▶ **Request**
What follows is a listing. Return every line of it exactly.

[Data records]

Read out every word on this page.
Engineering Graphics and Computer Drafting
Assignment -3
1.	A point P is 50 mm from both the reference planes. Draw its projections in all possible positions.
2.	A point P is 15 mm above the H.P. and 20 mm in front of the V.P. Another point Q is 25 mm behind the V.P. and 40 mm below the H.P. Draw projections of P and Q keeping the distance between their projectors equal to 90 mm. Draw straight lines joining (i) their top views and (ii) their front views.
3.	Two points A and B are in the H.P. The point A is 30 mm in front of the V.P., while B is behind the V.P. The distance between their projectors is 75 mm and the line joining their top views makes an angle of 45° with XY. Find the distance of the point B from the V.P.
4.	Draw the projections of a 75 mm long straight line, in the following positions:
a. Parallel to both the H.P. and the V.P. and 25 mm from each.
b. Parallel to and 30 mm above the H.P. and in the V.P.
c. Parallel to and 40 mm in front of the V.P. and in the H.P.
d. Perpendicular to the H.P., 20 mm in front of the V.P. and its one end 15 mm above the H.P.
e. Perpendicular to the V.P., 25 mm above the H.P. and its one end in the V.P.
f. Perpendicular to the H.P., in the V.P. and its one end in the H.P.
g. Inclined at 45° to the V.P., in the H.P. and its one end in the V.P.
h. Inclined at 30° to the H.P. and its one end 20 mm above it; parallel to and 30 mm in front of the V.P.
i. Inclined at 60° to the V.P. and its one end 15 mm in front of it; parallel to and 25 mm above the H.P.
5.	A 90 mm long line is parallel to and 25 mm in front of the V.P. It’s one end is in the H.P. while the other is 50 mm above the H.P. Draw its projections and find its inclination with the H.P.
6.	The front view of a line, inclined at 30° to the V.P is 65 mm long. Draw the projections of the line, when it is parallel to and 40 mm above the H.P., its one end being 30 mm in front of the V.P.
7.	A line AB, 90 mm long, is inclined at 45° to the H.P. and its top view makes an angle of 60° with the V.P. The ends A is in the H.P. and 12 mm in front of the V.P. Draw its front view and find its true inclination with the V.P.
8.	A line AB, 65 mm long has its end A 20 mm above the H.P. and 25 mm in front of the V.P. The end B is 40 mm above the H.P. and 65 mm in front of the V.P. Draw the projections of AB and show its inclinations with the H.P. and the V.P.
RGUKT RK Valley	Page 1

▶ **Full solution**
Read out every word on this page.
Engineering Graphics and Computer Drafting
Assignment -3
1.	A point P is 50 mm from both the reference planes. Draw its projections in all possible positions.
2.	A point P is 15 mm above the H.P. and 20 mm in front of the V.P. Another point Q is 25 mm behind the V.P. and 40 mm below the H.P. Draw projections of P and Q keeping the distance between their projectors equal to 90 mm. Draw straight lines joining (i) their top views and (ii) their front views.
3.	Two points A and B are in the H.P. The point A is 30 mm in front of the V.P., while B is behind the V.P. The distance between their projectors is 75 mm and the line joining their top views makes an angle of 45° with XY. Find the distance of the point B from the V.P.
4.	Draw the projections of a 75 mm long straight line, in the following positions:
a. Parallel to both the H.P. and the V.P. and 25 mm from each.
b. Parallel to and 30 mm above the H.P. and in the V.P.
c. Parallel to and 40 mm in front of the V.P. and in the H.P.
d. Perpendicular to the H.P., 20 mm in front of the V.P. and its one end 15 mm above the H.P.
e. Perpendicular to the V.P., 25 mm above the H.P. and its one end in the V.P.
f. Perpendicular to the H.P., in the V.P. and its one end in the H.P.
g. Inclined at 45° to the V.P., in the H.P. and its one end in the V.P.
h. Inclined at 30° to the H.P. and its one end 20 mm above it; parallel to and 30 mm in front of the V.P.
i. Inclined at 60° to the V.P. and its one end 15 mm in front of it; parallel to and 25 mm above the H.P.
5.	A 90 mm long line is parallel to and 25 mm in front of the V.P. It’s one end is in the H.P. while the other is 50 mm above the H.P. Draw its projections and find its inclination with the H.P.
6.	The front view of a line, inclined at 30° to the V.P is 65 mm long. Draw the projections of the line, when it is parallel to and 40 mm above the H.P., its one end being 30 mm in front of the V.P.
7.	A line AB, 90 mm long, is inclined at 45° to the H.P. and its top view makes an angle of 60° with the V.P. The ends A is in the H.P. and 12 mm in front of the V.P. Draw its front view and find its true inclination with the V.P.
8.	A line AB, 65 mm long has its end A 20 mm above the H.P. and 25 mm in front of the V.P. The end B is 40 mm above the H.P. and 65 mm in front of the V.P. Draw the projections of AB and show its inclinations with the H.P. and the V.P.
RGUKT RK Valley	Page 1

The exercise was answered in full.